● Records for this task:

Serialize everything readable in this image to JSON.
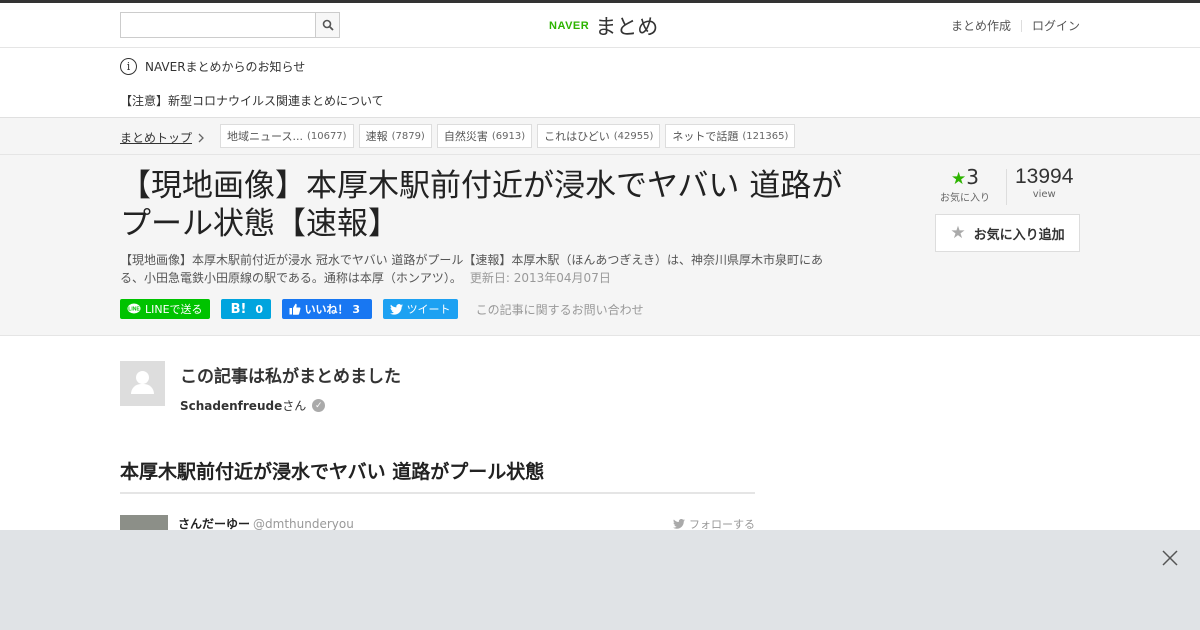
{
  "header": {
    "search_placeholder": "",
    "logo_naver": "NAVER",
    "logo_matome": "まとめ",
    "nav": [
      "まとめ作成",
      "ログイン"
    ]
  },
  "notice": {
    "label": "NAVERまとめからのお知らせ",
    "message": "【注意】新型コロナウイルス関連まとめについて"
  },
  "breadcrumb": {
    "top": "まとめトップ",
    "tags": [
      {
        "label": "地域ニュース...",
        "count": "(10677)"
      },
      {
        "label": "速報",
        "count": "(7879)"
      },
      {
        "label": "自然災害",
        "count": "(6913)"
      },
      {
        "label": "これはひどい",
        "count": "(42955)"
      },
      {
        "label": "ネットで話題",
        "count": "(121365)"
      }
    ]
  },
  "article": {
    "title": "【現地画像】本厚木駅前付近が浸水でヤバい 道路がプール状態【速報】",
    "description": "【現地画像】本厚木駅前付近が浸水 冠水でヤバい 道路がプール【速報】本厚木駅（ほんあつぎえき）は、神奈川県厚木市泉町にある、小田急電鉄小田原線の駅である。通称は本厚（ホンアツ）。",
    "updated": "更新日: 2013年04月07日",
    "share": {
      "line": "LINEで送る",
      "hatena_count": "0",
      "facebook": "いいね！ 3",
      "twitter": "ツイート",
      "contact": "この記事に関するお問い合わせ"
    },
    "favorites_count": "3",
    "favorites_label": "お気に入り",
    "views_count": "13994",
    "views_label": "view",
    "fav_button": "お気に入り追加"
  },
  "author": {
    "heading": "この記事は私がまとめました",
    "name": "Schadenfreude",
    "suffix": "さん"
  },
  "section": {
    "heading": "本厚木駅前付近が浸水でヤバい 道路がプール状態"
  },
  "tweet": {
    "name": "さんだーゆー",
    "handle": "@dmthunderyou",
    "follow": "フォローする"
  },
  "colors": {
    "accent_green": "#2db400",
    "line_green": "#00c300",
    "hatena_blue": "#00a4de",
    "facebook_blue": "#1877f2",
    "twitter_blue": "#1da1f2"
  }
}
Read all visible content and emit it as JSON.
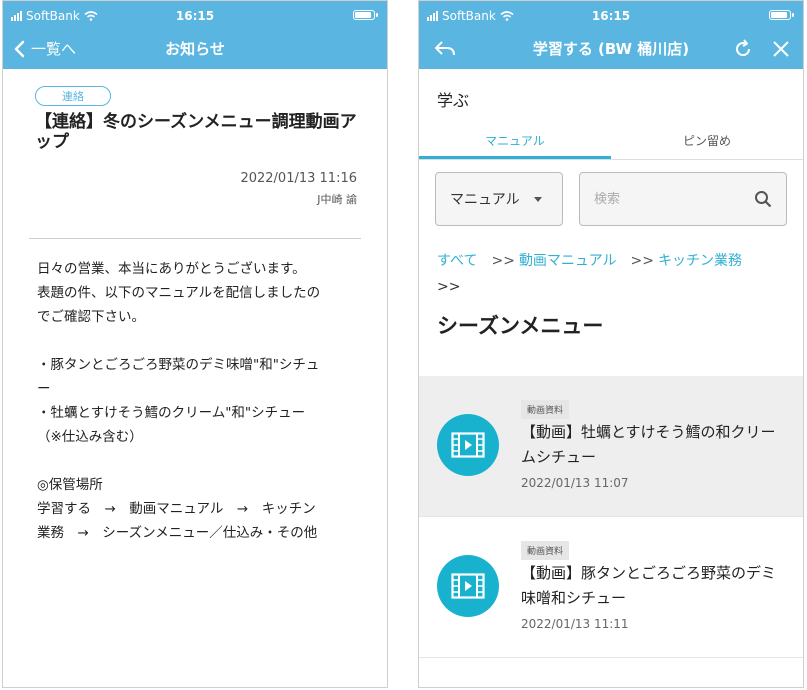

● Task description:
Return each line of the data, keeping its wording exact and omitting pictures.

● Written answer:
Serialize everything readable in this image to JSON.
{
  "header": {
    "search_placeholder": "",
    "logo_naver": "NAVER",
    "logo_matome": "まとめ",
    "nav": [
      "まとめ作成",
      "ログイン"
    ]
  },
  "notice": {
    "label": "NAVERまとめからのお知らせ",
    "message": "【注意】新型コロナウイルス関連まとめについて"
  },
  "breadcrumb": {
    "top": "まとめトップ",
    "tags": [
      {
        "label": "地域ニュース...",
        "count": "(10677)"
      },
      {
        "label": "速報",
        "count": "(7879)"
      },
      {
        "label": "自然災害",
        "count": "(6913)"
      },
      {
        "label": "これはひどい",
        "count": "(42955)"
      },
      {
        "label": "ネットで話題",
        "count": "(121365)"
      }
    ]
  },
  "article": {
    "title": "【現地画像】本厚木駅前付近が浸水でヤバい 道路がプール状態【速報】",
    "description": "【現地画像】本厚木駅前付近が浸水 冠水でヤバい 道路がプール【速報】本厚木駅（ほんあつぎえき）は、神奈川県厚木市泉町にある、小田急電鉄小田原線の駅である。通称は本厚（ホンアツ）。",
    "updated": "更新日: 2013年04月07日",
    "share": {
      "line": "LINEで送る",
      "hatena_count": "0",
      "facebook": "いいね！ 3",
      "twitter": "ツイート",
      "contact": "この記事に関するお問い合わせ"
    },
    "favorites_count": "3",
    "favorites_label": "お気に入り",
    "views_count": "13994",
    "views_label": "view",
    "fav_button": "お気に入り追加"
  },
  "author": {
    "heading": "この記事は私がまとめました",
    "name": "Schadenfreude",
    "suffix": "さん"
  },
  "section": {
    "heading": "本厚木駅前付近が浸水でヤバい 道路がプール状態"
  },
  "tweet": {
    "name": "さんだーゆー",
    "handle": "@dmthunderyou",
    "follow": "フォローする"
  },
  "colors": {
    "accent_green": "#2db400",
    "line_green": "#00c300",
    "hatena_blue": "#00a4de",
    "facebook_blue": "#1877f2",
    "twitter_blue": "#1da1f2"
  }
}
Read all visible content and emit it as JSON.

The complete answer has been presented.